**What you have to do**
Skip any picture you find and retype all the remaining lines exactly.

**Entries provided**
↓

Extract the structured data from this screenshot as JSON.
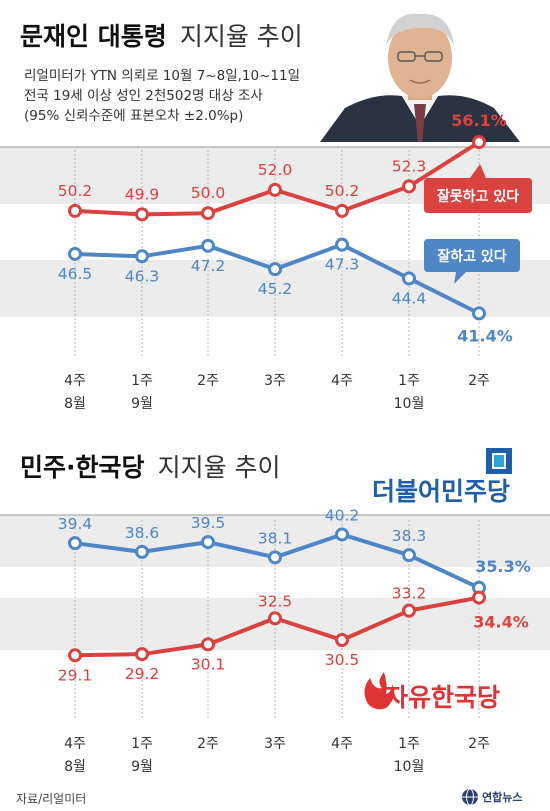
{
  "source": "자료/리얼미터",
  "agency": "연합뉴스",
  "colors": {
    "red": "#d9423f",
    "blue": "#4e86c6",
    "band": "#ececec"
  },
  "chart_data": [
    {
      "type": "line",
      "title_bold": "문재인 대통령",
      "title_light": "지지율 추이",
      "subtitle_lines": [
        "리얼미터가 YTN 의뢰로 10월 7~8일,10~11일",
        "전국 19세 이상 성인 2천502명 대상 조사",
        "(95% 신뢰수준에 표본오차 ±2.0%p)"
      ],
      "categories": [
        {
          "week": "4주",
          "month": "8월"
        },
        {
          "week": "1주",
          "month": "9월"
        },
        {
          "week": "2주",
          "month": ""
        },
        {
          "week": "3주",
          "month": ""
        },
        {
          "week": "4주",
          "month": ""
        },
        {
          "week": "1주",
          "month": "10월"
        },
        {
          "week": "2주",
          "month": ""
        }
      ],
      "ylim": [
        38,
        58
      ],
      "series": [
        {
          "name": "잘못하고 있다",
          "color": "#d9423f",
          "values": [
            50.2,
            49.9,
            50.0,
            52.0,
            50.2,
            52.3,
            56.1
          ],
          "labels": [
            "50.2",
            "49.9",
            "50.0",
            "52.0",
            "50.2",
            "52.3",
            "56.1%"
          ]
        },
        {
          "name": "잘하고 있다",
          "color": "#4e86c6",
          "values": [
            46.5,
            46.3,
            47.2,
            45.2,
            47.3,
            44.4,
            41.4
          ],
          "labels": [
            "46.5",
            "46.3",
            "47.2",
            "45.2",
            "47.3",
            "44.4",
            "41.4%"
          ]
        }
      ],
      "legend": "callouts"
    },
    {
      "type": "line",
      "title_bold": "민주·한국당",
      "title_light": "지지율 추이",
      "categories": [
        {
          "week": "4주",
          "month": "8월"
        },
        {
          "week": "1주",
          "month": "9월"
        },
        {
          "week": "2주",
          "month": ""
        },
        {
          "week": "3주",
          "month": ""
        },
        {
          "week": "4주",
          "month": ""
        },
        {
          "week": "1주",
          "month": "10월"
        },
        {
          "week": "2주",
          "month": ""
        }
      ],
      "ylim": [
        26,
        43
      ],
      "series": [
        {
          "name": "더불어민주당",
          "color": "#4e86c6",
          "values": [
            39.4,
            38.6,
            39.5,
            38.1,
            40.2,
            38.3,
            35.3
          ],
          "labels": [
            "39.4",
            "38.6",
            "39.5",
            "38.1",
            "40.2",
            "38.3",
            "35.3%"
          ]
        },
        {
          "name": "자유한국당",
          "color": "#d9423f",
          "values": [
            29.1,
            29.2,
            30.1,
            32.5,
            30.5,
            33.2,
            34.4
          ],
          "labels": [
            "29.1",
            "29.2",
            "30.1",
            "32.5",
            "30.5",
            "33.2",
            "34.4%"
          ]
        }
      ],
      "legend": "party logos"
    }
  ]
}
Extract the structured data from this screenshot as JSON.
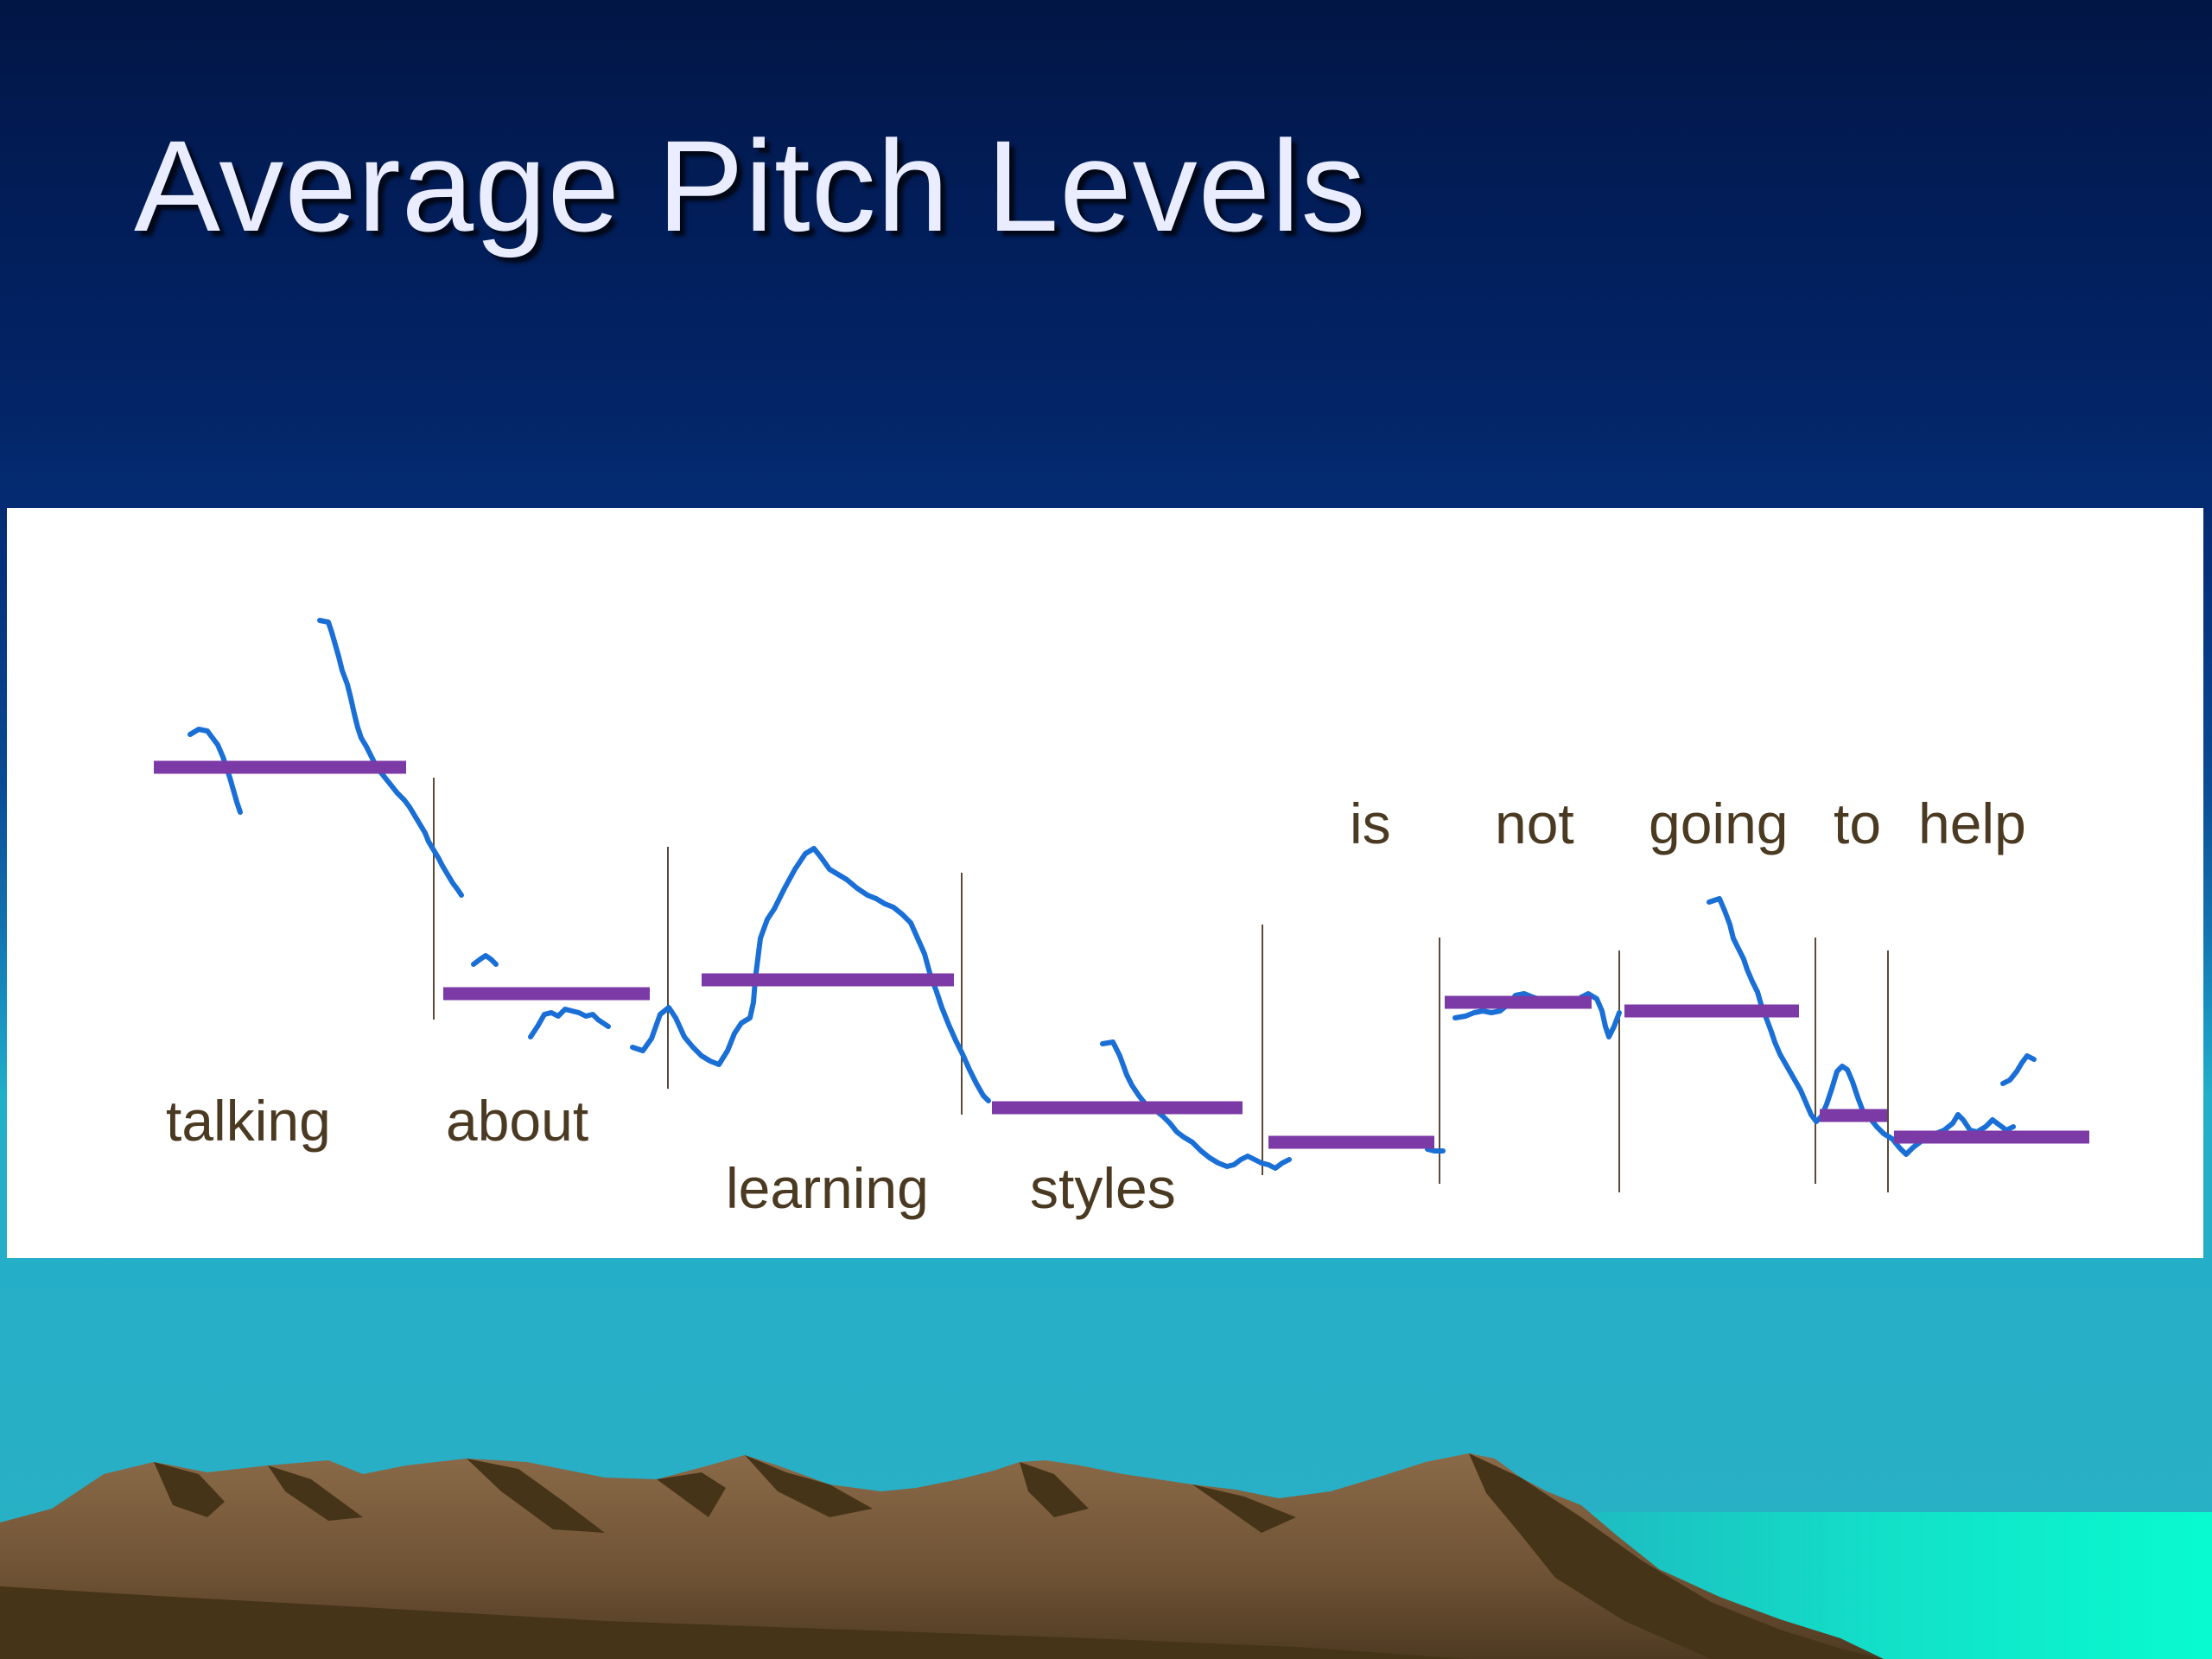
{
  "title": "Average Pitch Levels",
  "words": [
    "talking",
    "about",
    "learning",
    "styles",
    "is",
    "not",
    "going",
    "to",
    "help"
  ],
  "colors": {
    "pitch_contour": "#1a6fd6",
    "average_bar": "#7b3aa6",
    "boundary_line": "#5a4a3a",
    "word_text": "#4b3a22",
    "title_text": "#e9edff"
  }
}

↑

**Solution below**
Extract the structured data from this screenshot as JSON.
{
  "source": "자료/리얼미터",
  "agency": "연합뉴스",
  "colors": {
    "red": "#d9423f",
    "blue": "#4e86c6",
    "band": "#ececec"
  },
  "chart_data": [
    {
      "type": "line",
      "title_bold": "문재인 대통령",
      "title_light": "지지율 추이",
      "subtitle_lines": [
        "리얼미터가 YTN 의뢰로 10월 7~8일,10~11일",
        "전국 19세 이상 성인 2천502명 대상 조사",
        "(95% 신뢰수준에 표본오차 ±2.0%p)"
      ],
      "categories": [
        {
          "week": "4주",
          "month": "8월"
        },
        {
          "week": "1주",
          "month": "9월"
        },
        {
          "week": "2주",
          "month": ""
        },
        {
          "week": "3주",
          "month": ""
        },
        {
          "week": "4주",
          "month": ""
        },
        {
          "week": "1주",
          "month": "10월"
        },
        {
          "week": "2주",
          "month": ""
        }
      ],
      "ylim": [
        38,
        58
      ],
      "series": [
        {
          "name": "잘못하고 있다",
          "color": "#d9423f",
          "values": [
            50.2,
            49.9,
            50.0,
            52.0,
            50.2,
            52.3,
            56.1
          ],
          "labels": [
            "50.2",
            "49.9",
            "50.0",
            "52.0",
            "50.2",
            "52.3",
            "56.1%"
          ]
        },
        {
          "name": "잘하고 있다",
          "color": "#4e86c6",
          "values": [
            46.5,
            46.3,
            47.2,
            45.2,
            47.3,
            44.4,
            41.4
          ],
          "labels": [
            "46.5",
            "46.3",
            "47.2",
            "45.2",
            "47.3",
            "44.4",
            "41.4%"
          ]
        }
      ],
      "legend": "callouts"
    },
    {
      "type": "line",
      "title_bold": "민주·한국당",
      "title_light": "지지율 추이",
      "categories": [
        {
          "week": "4주",
          "month": "8월"
        },
        {
          "week": "1주",
          "month": "9월"
        },
        {
          "week": "2주",
          "month": ""
        },
        {
          "week": "3주",
          "month": ""
        },
        {
          "week": "4주",
          "month": ""
        },
        {
          "week": "1주",
          "month": "10월"
        },
        {
          "week": "2주",
          "month": ""
        }
      ],
      "ylim": [
        26,
        43
      ],
      "series": [
        {
          "name": "더불어민주당",
          "color": "#4e86c6",
          "values": [
            39.4,
            38.6,
            39.5,
            38.1,
            40.2,
            38.3,
            35.3
          ],
          "labels": [
            "39.4",
            "38.6",
            "39.5",
            "38.1",
            "40.2",
            "38.3",
            "35.3%"
          ]
        },
        {
          "name": "자유한국당",
          "color": "#d9423f",
          "values": [
            29.1,
            29.2,
            30.1,
            32.5,
            30.5,
            33.2,
            34.4
          ],
          "labels": [
            "29.1",
            "29.2",
            "30.1",
            "32.5",
            "30.5",
            "33.2",
            "34.4%"
          ]
        }
      ],
      "legend": "party logos"
    }
  ]
}
Extract the structured data from this screenshot as JSON.
{
  "title": "Average Pitch Levels",
  "words": [
    "talking",
    "about",
    "learning",
    "styles",
    "is",
    "not",
    "going",
    "to",
    "help"
  ],
  "colors": {
    "pitch_contour": "#1a6fd6",
    "average_bar": "#7b3aa6",
    "boundary_line": "#5a4a3a",
    "word_text": "#4b3a22",
    "title_text": "#e9edff"
  }
}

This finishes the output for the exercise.